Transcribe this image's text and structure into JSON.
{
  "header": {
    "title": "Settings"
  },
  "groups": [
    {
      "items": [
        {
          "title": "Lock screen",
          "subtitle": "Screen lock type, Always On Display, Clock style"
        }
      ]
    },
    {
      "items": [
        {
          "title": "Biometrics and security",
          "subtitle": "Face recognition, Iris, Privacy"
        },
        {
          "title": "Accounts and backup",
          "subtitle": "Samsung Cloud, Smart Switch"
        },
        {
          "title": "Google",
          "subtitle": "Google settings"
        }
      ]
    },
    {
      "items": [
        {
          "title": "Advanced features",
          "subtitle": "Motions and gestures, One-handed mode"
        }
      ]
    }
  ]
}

...

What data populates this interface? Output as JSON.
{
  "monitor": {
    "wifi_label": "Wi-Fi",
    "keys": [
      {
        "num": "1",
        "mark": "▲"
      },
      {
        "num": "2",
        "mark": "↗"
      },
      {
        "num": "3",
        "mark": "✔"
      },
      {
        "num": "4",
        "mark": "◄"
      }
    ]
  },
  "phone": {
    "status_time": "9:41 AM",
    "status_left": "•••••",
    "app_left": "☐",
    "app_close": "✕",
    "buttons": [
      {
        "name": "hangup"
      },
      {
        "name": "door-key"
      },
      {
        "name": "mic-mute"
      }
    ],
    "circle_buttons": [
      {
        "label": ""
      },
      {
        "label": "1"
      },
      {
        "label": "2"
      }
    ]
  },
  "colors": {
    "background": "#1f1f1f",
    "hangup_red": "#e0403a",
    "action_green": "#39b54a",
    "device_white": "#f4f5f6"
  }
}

| Problem description |
Copy every line of the data that holds the string "subtitle".

| Problem solution |
          "subtitle": "Screen lock type, Always On Display, Clock style"
          "subtitle": "Face recognition, Iris, Privacy"
          "subtitle": "Samsung Cloud, Smart Switch"
          "subtitle": "Google settings"
          "subtitle": "Motions and gestures, One-handed mode"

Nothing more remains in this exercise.